Exercise details: Give the listing again exactly, omitting its images.

Provided material:

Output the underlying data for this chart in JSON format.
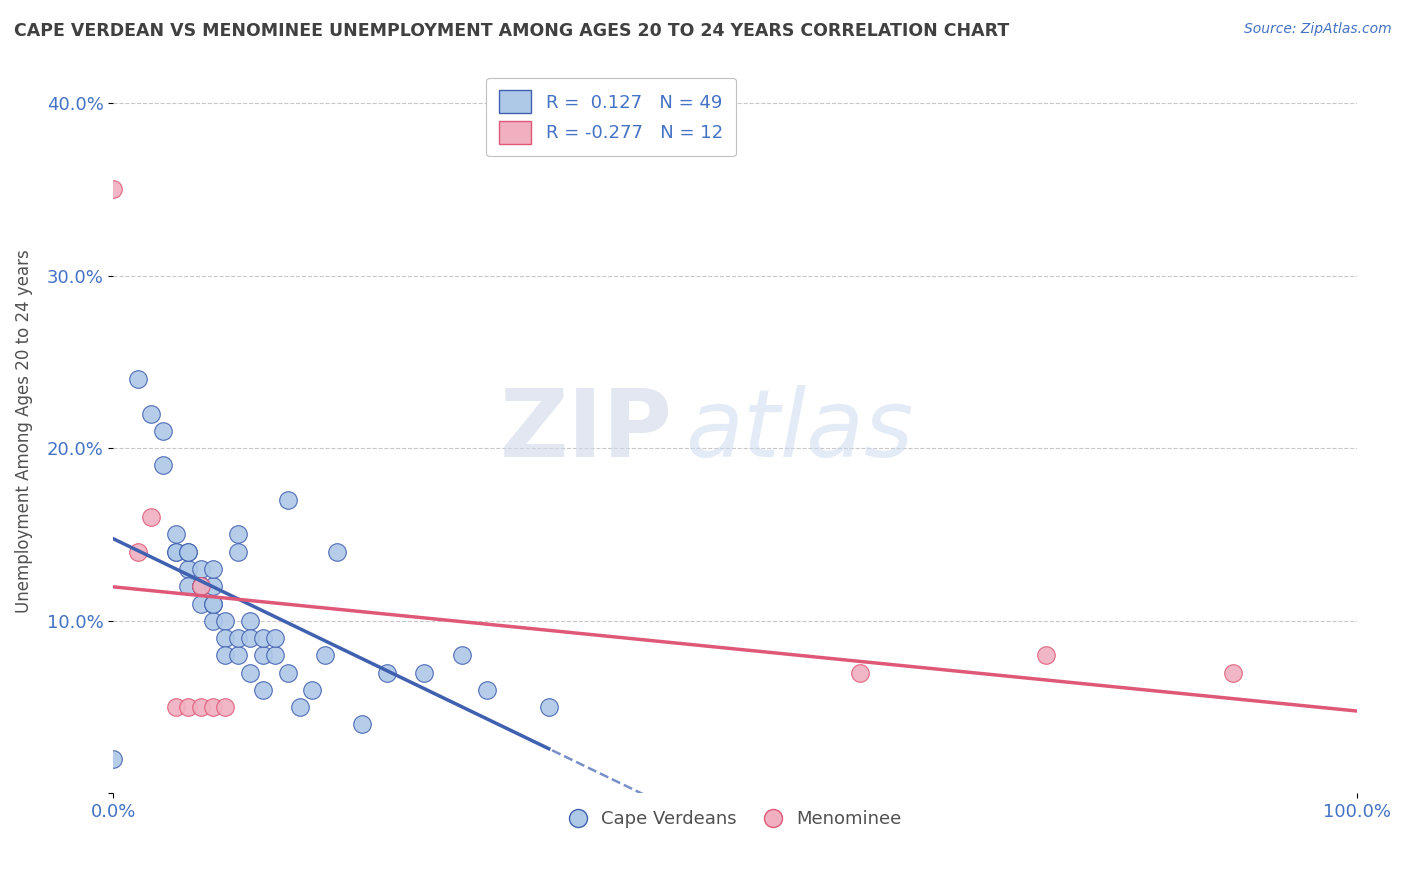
{
  "title": "CAPE VERDEAN VS MENOMINEE UNEMPLOYMENT AMONG AGES 20 TO 24 YEARS CORRELATION CHART",
  "source": "Source: ZipAtlas.com",
  "ylabel": "Unemployment Among Ages 20 to 24 years",
  "legend_label1": "R =  0.127   N = 49",
  "legend_label2": "R = -0.277   N = 12",
  "legend_label_cape": "Cape Verdeans",
  "legend_label_men": "Menominee",
  "color_blue": "#aec8e8",
  "color_pink": "#f0b0c0",
  "color_blue_line": "#4060b0",
  "color_pink_line": "#e05878",
  "color_grid": "#c8c8c8",
  "color_title": "#404040",
  "color_stat": "#4472c4",
  "background": "#ffffff",
  "cape_verdean_x": [
    0.0,
    0.02,
    0.03,
    0.04,
    0.04,
    0.05,
    0.05,
    0.05,
    0.06,
    0.06,
    0.06,
    0.06,
    0.07,
    0.07,
    0.07,
    0.07,
    0.07,
    0.08,
    0.08,
    0.08,
    0.08,
    0.08,
    0.09,
    0.09,
    0.09,
    0.1,
    0.1,
    0.1,
    0.1,
    0.11,
    0.11,
    0.11,
    0.12,
    0.12,
    0.12,
    0.13,
    0.13,
    0.14,
    0.14,
    0.15,
    0.16,
    0.17,
    0.18,
    0.2,
    0.22,
    0.25,
    0.28,
    0.3,
    0.35
  ],
  "cape_verdean_y": [
    0.02,
    0.24,
    0.22,
    0.19,
    0.21,
    0.14,
    0.14,
    0.15,
    0.13,
    0.14,
    0.14,
    0.12,
    0.13,
    0.12,
    0.12,
    0.12,
    0.11,
    0.11,
    0.12,
    0.1,
    0.11,
    0.13,
    0.1,
    0.09,
    0.08,
    0.15,
    0.14,
    0.08,
    0.09,
    0.1,
    0.09,
    0.07,
    0.08,
    0.09,
    0.06,
    0.08,
    0.09,
    0.17,
    0.07,
    0.05,
    0.06,
    0.08,
    0.14,
    0.04,
    0.07,
    0.07,
    0.08,
    0.06,
    0.05
  ],
  "menominee_x": [
    0.0,
    0.02,
    0.03,
    0.05,
    0.06,
    0.07,
    0.07,
    0.08,
    0.09,
    0.6,
    0.75,
    0.9
  ],
  "menominee_y": [
    0.35,
    0.14,
    0.16,
    0.05,
    0.05,
    0.05,
    0.12,
    0.05,
    0.05,
    0.07,
    0.08,
    0.07
  ],
  "xlim": [
    0.0,
    1.0
  ],
  "ylim": [
    0.0,
    0.42
  ],
  "yticks": [
    0.0,
    0.1,
    0.2,
    0.3,
    0.4
  ],
  "ytick_labels": [
    "",
    "10.0%",
    "20.0%",
    "30.0%",
    "40.0%"
  ],
  "xtick_labels": [
    "0.0%",
    "100.0%"
  ]
}
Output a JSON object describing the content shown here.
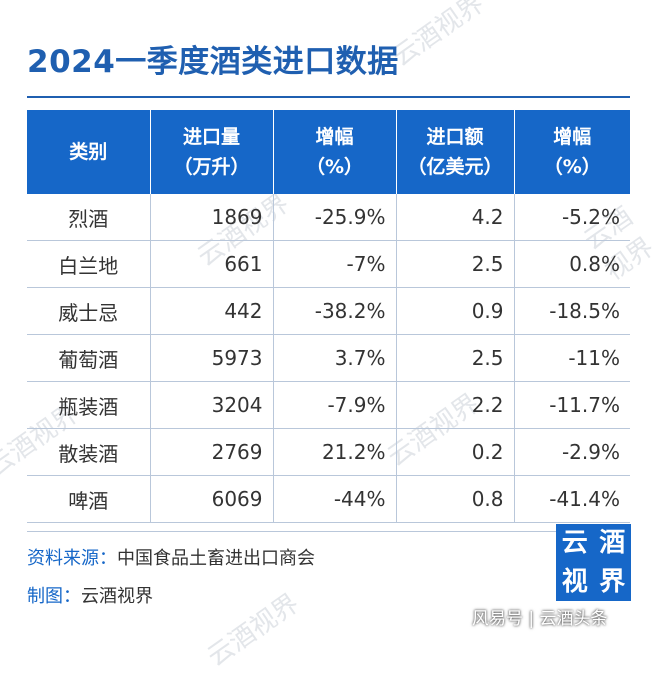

Expected answer:
Output the underlying data for this chart in JSON format.
{
  "title": "CAPE VERDEAN VS MENOMINEE UNEMPLOYMENT AMONG AGES 20 TO 24 YEARS CORRELATION CHART",
  "source": "Source: ZipAtlas.com",
  "ylabel": "Unemployment Among Ages 20 to 24 years",
  "legend_label1": "R =  0.127   N = 49",
  "legend_label2": "R = -0.277   N = 12",
  "legend_label_cape": "Cape Verdeans",
  "legend_label_men": "Menominee",
  "color_blue": "#aec8e8",
  "color_pink": "#f0b0c0",
  "color_blue_line": "#4060b0",
  "color_pink_line": "#e05878",
  "color_grid": "#c8c8c8",
  "color_title": "#404040",
  "color_stat": "#4472c4",
  "background": "#ffffff",
  "cape_verdean_x": [
    0.0,
    0.02,
    0.03,
    0.04,
    0.04,
    0.05,
    0.05,
    0.05,
    0.06,
    0.06,
    0.06,
    0.06,
    0.07,
    0.07,
    0.07,
    0.07,
    0.07,
    0.08,
    0.08,
    0.08,
    0.08,
    0.08,
    0.09,
    0.09,
    0.09,
    0.1,
    0.1,
    0.1,
    0.1,
    0.11,
    0.11,
    0.11,
    0.12,
    0.12,
    0.12,
    0.13,
    0.13,
    0.14,
    0.14,
    0.15,
    0.16,
    0.17,
    0.18,
    0.2,
    0.22,
    0.25,
    0.28,
    0.3,
    0.35
  ],
  "cape_verdean_y": [
    0.02,
    0.24,
    0.22,
    0.19,
    0.21,
    0.14,
    0.14,
    0.15,
    0.13,
    0.14,
    0.14,
    0.12,
    0.13,
    0.12,
    0.12,
    0.12,
    0.11,
    0.11,
    0.12,
    0.1,
    0.11,
    0.13,
    0.1,
    0.09,
    0.08,
    0.15,
    0.14,
    0.08,
    0.09,
    0.1,
    0.09,
    0.07,
    0.08,
    0.09,
    0.06,
    0.08,
    0.09,
    0.17,
    0.07,
    0.05,
    0.06,
    0.08,
    0.14,
    0.04,
    0.07,
    0.07,
    0.08,
    0.06,
    0.05
  ],
  "menominee_x": [
    0.0,
    0.02,
    0.03,
    0.05,
    0.06,
    0.07,
    0.07,
    0.08,
    0.09,
    0.6,
    0.75,
    0.9
  ],
  "menominee_y": [
    0.35,
    0.14,
    0.16,
    0.05,
    0.05,
    0.05,
    0.12,
    0.05,
    0.05,
    0.07,
    0.08,
    0.07
  ],
  "xlim": [
    0.0,
    1.0
  ],
  "ylim": [
    0.0,
    0.42
  ],
  "yticks": [
    0.0,
    0.1,
    0.2,
    0.3,
    0.4
  ],
  "ytick_labels": [
    "",
    "10.0%",
    "20.0%",
    "30.0%",
    "40.0%"
  ],
  "xtick_labels": [
    "0.0%",
    "100.0%"
  ]
}
Output a JSON object describing the content shown here.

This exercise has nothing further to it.